[Exercise task]: Repeat the whole listing exactly as written.

Dataset listings of figures:
· · · ·

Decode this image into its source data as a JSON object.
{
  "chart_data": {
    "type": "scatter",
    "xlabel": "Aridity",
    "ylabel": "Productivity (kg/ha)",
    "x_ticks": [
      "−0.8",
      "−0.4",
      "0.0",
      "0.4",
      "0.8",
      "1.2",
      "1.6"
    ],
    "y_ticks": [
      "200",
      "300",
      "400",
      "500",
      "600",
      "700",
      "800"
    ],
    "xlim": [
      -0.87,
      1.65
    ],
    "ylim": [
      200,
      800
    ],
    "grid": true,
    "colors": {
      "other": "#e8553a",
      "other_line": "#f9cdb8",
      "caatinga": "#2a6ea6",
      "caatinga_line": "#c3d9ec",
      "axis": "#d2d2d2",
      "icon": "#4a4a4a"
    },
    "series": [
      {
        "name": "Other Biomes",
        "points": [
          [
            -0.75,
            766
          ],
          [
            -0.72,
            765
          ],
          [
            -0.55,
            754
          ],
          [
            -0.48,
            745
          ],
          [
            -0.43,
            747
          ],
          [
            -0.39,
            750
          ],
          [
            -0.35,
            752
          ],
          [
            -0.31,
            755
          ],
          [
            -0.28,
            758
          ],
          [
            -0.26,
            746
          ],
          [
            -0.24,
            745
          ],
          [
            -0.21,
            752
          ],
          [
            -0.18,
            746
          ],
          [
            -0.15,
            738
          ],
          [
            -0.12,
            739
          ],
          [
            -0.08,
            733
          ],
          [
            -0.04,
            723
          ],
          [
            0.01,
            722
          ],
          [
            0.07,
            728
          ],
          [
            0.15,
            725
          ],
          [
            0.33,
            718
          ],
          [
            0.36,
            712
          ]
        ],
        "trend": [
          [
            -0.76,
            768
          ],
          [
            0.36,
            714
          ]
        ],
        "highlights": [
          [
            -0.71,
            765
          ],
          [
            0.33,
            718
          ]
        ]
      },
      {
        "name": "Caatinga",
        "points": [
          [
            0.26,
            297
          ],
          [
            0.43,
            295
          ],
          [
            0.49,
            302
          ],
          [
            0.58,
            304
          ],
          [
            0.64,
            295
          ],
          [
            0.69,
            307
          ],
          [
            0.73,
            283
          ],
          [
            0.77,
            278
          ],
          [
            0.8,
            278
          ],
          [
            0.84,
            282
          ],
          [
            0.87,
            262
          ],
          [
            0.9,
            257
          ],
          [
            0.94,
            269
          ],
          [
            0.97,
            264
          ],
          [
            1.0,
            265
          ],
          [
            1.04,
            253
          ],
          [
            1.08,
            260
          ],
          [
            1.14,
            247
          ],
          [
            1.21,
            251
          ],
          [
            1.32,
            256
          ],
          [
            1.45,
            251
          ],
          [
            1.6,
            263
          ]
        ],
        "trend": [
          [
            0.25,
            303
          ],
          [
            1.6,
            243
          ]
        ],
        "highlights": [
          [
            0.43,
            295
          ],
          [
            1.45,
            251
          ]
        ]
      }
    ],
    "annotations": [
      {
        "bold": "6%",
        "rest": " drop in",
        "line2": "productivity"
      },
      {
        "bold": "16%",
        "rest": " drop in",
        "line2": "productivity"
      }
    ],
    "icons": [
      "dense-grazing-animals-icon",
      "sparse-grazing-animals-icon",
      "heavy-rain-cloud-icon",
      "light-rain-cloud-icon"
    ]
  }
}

· · · ·

[Reply]:
Decode this image into its source data as a JSON object.
{
  "chart_data": {
    "type": "scatter",
    "xlabel": "Aridity",
    "ylabel": "Productivity (kg/ha)",
    "x_ticks": [
      "−0.8",
      "−0.4",
      "0.0",
      "0.4",
      "0.8",
      "1.2",
      "1.6"
    ],
    "y_ticks": [
      "200",
      "300",
      "400",
      "500",
      "600",
      "700",
      "800"
    ],
    "xlim": [
      -0.87,
      1.65
    ],
    "ylim": [
      200,
      800
    ],
    "grid": true,
    "colors": {
      "other": "#e8553a",
      "other_line": "#f9cdb8",
      "caatinga": "#2a6ea6",
      "caatinga_line": "#c3d9ec",
      "axis": "#d2d2d2",
      "icon": "#4a4a4a"
    },
    "series": [
      {
        "name": "Other Biomes",
        "points": [
          [
            -0.75,
            766
          ],
          [
            -0.72,
            765
          ],
          [
            -0.55,
            754
          ],
          [
            -0.48,
            745
          ],
          [
            -0.43,
            747
          ],
          [
            -0.39,
            750
          ],
          [
            -0.35,
            752
          ],
          [
            -0.31,
            755
          ],
          [
            -0.28,
            758
          ],
          [
            -0.26,
            746
          ],
          [
            -0.24,
            745
          ],
          [
            -0.21,
            752
          ],
          [
            -0.18,
            746
          ],
          [
            -0.15,
            738
          ],
          [
            -0.12,
            739
          ],
          [
            -0.08,
            733
          ],
          [
            -0.04,
            723
          ],
          [
            0.01,
            722
          ],
          [
            0.07,
            728
          ],
          [
            0.15,
            725
          ],
          [
            0.33,
            718
          ],
          [
            0.36,
            712
          ]
        ],
        "trend": [
          [
            -0.76,
            768
          ],
          [
            0.36,
            714
          ]
        ],
        "highlights": [
          [
            -0.71,
            765
          ],
          [
            0.33,
            718
          ]
        ]
      },
      {
        "name": "Caatinga",
        "points": [
          [
            0.26,
            297
          ],
          [
            0.43,
            295
          ],
          [
            0.49,
            302
          ],
          [
            0.58,
            304
          ],
          [
            0.64,
            295
          ],
          [
            0.69,
            307
          ],
          [
            0.73,
            283
          ],
          [
            0.77,
            278
          ],
          [
            0.8,
            278
          ],
          [
            0.84,
            282
          ],
          [
            0.87,
            262
          ],
          [
            0.9,
            257
          ],
          [
            0.94,
            269
          ],
          [
            0.97,
            264
          ],
          [
            1.0,
            265
          ],
          [
            1.04,
            253
          ],
          [
            1.08,
            260
          ],
          [
            1.14,
            247
          ],
          [
            1.21,
            251
          ],
          [
            1.32,
            256
          ],
          [
            1.45,
            251
          ],
          [
            1.6,
            263
          ]
        ],
        "trend": [
          [
            0.25,
            303
          ],
          [
            1.6,
            243
          ]
        ],
        "highlights": [
          [
            0.43,
            295
          ],
          [
            1.45,
            251
          ]
        ]
      }
    ],
    "annotations": [
      {
        "bold": "6%",
        "rest": " drop in",
        "line2": "productivity"
      },
      {
        "bold": "16%",
        "rest": " drop in",
        "line2": "productivity"
      }
    ],
    "icons": [
      "dense-grazing-animals-icon",
      "sparse-grazing-animals-icon",
      "heavy-rain-cloud-icon",
      "light-rain-cloud-icon"
    ]
  }
}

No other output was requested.